Collection entries:

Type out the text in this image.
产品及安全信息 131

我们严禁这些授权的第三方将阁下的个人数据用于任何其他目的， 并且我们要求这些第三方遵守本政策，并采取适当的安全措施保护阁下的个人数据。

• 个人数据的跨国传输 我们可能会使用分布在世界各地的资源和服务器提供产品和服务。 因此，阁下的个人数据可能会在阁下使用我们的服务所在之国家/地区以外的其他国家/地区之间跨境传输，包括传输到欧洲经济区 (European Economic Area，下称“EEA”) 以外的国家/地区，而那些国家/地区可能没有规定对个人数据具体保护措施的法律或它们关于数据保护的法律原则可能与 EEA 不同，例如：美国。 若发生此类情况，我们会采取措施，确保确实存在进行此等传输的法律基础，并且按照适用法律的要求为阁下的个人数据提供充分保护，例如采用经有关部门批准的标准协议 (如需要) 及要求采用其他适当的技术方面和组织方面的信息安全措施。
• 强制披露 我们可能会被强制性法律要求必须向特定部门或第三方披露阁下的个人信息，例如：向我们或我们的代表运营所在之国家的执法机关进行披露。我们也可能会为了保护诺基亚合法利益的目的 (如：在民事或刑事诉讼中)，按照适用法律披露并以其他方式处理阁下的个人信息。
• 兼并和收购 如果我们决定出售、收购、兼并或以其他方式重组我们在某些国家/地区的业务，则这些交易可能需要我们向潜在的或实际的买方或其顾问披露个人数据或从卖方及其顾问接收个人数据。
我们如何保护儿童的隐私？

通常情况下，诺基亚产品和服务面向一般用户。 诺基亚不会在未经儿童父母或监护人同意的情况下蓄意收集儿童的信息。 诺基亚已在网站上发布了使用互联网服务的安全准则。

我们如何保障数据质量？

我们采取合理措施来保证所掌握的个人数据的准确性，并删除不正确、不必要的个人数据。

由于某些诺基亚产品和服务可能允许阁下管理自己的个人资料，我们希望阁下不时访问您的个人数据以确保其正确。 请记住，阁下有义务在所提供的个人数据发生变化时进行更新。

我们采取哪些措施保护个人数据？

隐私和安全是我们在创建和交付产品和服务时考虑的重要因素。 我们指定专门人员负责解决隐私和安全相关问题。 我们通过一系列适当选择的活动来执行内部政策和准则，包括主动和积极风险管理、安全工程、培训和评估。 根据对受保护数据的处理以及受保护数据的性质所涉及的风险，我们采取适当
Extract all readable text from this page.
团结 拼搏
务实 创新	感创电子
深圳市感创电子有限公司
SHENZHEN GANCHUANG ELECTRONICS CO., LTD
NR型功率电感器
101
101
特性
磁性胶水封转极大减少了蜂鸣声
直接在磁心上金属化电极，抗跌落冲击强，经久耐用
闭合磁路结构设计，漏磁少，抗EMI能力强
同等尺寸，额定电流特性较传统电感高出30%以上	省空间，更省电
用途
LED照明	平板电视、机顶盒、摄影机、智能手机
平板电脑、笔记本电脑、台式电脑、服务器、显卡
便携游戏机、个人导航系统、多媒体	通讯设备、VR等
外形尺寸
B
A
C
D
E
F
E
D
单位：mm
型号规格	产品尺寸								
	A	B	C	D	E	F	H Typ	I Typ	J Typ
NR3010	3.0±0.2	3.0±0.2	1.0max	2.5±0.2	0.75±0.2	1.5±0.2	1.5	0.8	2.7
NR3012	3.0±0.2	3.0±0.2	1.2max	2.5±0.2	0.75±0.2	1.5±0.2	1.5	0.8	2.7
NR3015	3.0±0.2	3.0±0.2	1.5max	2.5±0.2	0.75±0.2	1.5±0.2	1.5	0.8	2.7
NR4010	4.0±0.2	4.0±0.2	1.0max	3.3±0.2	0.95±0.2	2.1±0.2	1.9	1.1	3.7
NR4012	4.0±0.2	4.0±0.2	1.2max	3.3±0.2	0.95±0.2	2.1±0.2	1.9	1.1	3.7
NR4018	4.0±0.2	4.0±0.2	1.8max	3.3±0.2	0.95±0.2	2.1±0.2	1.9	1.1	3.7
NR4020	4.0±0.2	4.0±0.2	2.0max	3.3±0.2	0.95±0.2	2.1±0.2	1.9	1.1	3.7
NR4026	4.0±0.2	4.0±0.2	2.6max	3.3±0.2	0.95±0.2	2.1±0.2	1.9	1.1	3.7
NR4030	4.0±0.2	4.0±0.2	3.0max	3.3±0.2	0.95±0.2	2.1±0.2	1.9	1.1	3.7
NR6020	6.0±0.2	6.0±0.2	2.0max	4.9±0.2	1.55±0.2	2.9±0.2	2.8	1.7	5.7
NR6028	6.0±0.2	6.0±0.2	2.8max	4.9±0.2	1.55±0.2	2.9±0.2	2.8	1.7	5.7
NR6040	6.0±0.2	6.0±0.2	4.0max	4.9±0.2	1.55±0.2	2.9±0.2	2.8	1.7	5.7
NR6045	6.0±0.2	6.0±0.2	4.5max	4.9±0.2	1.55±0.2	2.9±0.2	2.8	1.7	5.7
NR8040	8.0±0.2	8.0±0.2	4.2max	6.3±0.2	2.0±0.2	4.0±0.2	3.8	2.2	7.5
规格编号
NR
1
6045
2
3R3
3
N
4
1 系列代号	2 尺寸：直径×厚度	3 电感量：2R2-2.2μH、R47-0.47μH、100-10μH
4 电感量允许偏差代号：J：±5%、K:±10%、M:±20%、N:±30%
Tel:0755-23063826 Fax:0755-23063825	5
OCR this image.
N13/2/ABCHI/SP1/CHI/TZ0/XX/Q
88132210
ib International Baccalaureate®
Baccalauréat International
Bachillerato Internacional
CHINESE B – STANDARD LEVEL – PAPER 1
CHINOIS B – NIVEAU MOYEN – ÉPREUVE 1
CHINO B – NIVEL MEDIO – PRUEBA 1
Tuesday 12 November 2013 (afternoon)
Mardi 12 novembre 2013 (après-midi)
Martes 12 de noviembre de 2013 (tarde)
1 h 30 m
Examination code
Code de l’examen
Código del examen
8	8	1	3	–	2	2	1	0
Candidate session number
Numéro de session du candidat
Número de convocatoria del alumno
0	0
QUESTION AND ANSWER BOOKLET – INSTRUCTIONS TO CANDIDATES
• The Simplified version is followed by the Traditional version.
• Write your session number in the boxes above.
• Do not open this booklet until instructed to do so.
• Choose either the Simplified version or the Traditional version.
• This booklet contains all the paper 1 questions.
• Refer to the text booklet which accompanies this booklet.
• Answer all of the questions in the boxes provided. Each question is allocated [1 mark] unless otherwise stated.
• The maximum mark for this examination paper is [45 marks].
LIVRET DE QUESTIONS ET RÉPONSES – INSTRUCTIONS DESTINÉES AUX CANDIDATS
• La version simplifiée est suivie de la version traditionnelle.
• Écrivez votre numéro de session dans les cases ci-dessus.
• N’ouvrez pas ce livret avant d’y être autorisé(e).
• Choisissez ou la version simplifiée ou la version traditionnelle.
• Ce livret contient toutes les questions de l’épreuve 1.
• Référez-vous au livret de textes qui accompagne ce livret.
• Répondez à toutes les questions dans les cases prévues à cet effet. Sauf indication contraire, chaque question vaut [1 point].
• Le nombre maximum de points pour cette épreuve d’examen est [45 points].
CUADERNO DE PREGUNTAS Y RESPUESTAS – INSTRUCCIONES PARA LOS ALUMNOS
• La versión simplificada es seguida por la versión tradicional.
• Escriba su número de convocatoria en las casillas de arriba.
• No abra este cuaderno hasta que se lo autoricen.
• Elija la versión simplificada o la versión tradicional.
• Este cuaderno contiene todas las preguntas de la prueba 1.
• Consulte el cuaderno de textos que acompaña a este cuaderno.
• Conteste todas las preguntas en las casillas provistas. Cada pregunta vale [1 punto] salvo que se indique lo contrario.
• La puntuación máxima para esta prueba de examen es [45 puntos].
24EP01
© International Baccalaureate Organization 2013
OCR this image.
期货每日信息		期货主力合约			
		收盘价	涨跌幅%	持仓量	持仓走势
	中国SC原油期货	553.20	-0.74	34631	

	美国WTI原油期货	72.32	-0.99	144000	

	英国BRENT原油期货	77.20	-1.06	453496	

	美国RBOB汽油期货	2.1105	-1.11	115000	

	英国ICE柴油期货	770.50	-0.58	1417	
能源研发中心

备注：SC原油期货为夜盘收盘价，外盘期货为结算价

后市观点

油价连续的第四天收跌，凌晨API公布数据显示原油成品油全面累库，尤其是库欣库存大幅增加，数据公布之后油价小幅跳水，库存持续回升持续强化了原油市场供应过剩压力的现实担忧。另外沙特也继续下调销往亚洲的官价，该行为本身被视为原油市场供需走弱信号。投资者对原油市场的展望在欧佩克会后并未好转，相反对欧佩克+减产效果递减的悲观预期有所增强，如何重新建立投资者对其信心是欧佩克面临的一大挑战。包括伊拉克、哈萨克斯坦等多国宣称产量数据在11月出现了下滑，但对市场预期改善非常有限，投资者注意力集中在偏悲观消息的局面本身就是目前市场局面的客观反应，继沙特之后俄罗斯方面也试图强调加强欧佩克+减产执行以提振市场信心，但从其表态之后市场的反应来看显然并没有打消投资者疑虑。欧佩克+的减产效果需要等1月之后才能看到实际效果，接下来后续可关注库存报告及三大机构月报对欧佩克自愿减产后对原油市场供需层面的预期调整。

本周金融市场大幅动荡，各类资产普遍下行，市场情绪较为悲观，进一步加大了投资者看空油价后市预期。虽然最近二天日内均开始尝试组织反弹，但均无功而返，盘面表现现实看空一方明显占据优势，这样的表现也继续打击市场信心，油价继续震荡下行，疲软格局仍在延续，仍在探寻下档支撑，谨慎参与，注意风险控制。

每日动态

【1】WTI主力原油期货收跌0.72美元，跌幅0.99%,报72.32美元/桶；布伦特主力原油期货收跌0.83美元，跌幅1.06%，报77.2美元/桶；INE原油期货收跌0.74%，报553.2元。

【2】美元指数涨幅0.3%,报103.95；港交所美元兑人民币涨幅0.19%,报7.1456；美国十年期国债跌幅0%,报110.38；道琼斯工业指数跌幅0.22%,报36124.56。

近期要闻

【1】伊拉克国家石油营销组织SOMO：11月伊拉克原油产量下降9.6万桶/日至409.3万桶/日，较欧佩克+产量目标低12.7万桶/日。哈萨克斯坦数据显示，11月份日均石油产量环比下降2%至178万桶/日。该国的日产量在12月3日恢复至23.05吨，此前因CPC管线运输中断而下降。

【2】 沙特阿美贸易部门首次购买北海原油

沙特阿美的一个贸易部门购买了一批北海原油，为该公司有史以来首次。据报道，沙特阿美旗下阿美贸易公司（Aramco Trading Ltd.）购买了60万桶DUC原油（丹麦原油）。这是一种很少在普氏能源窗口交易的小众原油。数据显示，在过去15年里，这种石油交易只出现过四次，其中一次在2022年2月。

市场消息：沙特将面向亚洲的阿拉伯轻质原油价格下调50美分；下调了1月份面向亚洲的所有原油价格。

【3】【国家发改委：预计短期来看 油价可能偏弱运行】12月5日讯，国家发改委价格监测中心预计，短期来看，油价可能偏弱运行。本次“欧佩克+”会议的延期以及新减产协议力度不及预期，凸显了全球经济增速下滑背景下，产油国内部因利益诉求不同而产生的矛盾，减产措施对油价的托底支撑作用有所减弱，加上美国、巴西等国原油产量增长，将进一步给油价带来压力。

### GIVEN INSTRUCTION
Only a number is needed: how many lines of the material above contain "toutes"?

### RESPONSE TO THE EXERCISE
2